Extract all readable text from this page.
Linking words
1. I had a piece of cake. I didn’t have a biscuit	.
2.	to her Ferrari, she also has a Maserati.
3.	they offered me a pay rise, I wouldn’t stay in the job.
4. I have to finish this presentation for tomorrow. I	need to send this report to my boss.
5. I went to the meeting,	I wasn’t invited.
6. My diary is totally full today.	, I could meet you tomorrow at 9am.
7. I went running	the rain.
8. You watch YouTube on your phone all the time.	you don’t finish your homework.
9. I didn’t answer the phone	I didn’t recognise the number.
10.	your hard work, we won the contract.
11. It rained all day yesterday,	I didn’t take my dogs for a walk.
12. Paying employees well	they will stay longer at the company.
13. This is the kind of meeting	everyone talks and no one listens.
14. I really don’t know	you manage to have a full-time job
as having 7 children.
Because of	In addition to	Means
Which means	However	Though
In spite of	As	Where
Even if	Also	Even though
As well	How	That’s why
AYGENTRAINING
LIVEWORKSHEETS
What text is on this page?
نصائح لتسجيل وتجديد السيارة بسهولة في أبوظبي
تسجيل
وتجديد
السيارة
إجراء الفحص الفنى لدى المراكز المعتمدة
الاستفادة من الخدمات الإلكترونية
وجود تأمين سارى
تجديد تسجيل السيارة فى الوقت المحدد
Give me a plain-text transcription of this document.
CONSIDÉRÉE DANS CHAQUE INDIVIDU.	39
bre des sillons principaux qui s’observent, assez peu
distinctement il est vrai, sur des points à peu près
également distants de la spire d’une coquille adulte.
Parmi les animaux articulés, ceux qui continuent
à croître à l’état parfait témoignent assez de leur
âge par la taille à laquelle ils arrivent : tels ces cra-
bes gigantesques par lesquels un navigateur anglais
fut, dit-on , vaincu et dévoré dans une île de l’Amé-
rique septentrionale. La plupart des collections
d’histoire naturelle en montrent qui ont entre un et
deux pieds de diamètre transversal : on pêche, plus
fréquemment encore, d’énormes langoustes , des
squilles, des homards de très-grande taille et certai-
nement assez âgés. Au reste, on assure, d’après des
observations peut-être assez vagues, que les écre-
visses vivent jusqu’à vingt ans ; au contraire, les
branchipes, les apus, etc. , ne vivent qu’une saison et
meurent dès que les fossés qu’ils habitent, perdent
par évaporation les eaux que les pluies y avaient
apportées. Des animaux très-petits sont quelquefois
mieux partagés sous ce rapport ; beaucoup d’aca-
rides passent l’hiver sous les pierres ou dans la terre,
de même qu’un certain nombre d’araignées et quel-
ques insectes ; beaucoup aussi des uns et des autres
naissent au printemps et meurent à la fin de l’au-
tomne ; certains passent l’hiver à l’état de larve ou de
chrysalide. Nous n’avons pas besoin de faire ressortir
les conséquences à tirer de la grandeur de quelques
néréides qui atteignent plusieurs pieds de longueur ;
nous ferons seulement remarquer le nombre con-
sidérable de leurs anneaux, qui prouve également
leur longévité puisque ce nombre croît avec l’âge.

————

**WHAT IS ASKED**
All of the entries must be written out exactly as they stand.

**ANSWER TO THIS PROBLEM**
Extract all readable text from this page.
Linking words
1. I had a piece of cake. I didn’t have a biscuit	.
2.	to her Ferrari, she also has a Maserati.
3.	they offered me a pay rise, I wouldn’t stay in the job.
4. I have to finish this presentation for tomorrow. I	need to send this report to my boss.
5. I went to the meeting,	I wasn’t invited.
6. My diary is totally full today.	, I could meet you tomorrow at 9am.
7. I went running	the rain.
8. You watch YouTube on your phone all the time.	you don’t finish your homework.
9. I didn’t answer the phone	I didn’t recognise the number.
10.	your hard work, we won the contract.
11. It rained all day yesterday,	I didn’t take my dogs for a walk.
12. Paying employees well	they will stay longer at the company.
13. This is the kind of meeting	everyone talks and no one listens.
14. I really don’t know	you manage to have a full-time job
as having 7 children.
Because of	In addition to	Means
Which means	However	Though
In spite of	As	Where
Even if	Also	Even though
As well	How	That’s why
AYGENTRAINING
LIVEWORKSHEETS
What text is on this page?
نصائح لتسجيل وتجديد السيارة بسهولة في أبوظبي
تسجيل
وتجديد
السيارة
إجراء الفحص الفنى لدى المراكز المعتمدة
الاستفادة من الخدمات الإلكترونية
وجود تأمين سارى
تجديد تسجيل السيارة فى الوقت المحدد
Give me a plain-text transcription of this document.
CONSIDÉRÉE DANS CHAQUE INDIVIDU.	39
bre des sillons principaux qui s’observent, assez peu
distinctement il est vrai, sur des points à peu près
également distants de la spire d’une coquille adulte.
Parmi les animaux articulés, ceux qui continuent
à croître à l’état parfait témoignent assez de leur
âge par la taille à laquelle ils arrivent : tels ces cra-
bes gigantesques par lesquels un navigateur anglais
fut, dit-on , vaincu et dévoré dans une île de l’Amé-
rique septentrionale. La plupart des collections
d’histoire naturelle en montrent qui ont entre un et
deux pieds de diamètre transversal : on pêche, plus
fréquemment encore, d’énormes langoustes , des
squilles, des homards de très-grande taille et certai-
nement assez âgés. Au reste, on assure, d’après des
observations peut-être assez vagues, que les écre-
visses vivent jusqu’à vingt ans ; au contraire, les
branchipes, les apus, etc. , ne vivent qu’une saison et
meurent dès que les fossés qu’ils habitent, perdent
par évaporation les eaux que les pluies y avaient
apportées. Des animaux très-petits sont quelquefois
mieux partagés sous ce rapport ; beaucoup d’aca-
rides passent l’hiver sous les pierres ou dans la terre,
de même qu’un certain nombre d’araignées et quel-
ques insectes ; beaucoup aussi des uns et des autres
naissent au printemps et meurent à la fin de l’au-
tomne ; certains passent l’hiver à l’état de larve ou de
chrysalide. Nous n’avons pas besoin de faire ressortir
les conséquences à tirer de la grandeur de quelques
néréides qui atteignent plusieurs pieds de longueur ;
nous ferons seulement remarquer le nombre con-
sidérable de leurs anneaux, qui prouve également
leur longévité puisque ce nombre croît avec l’âge.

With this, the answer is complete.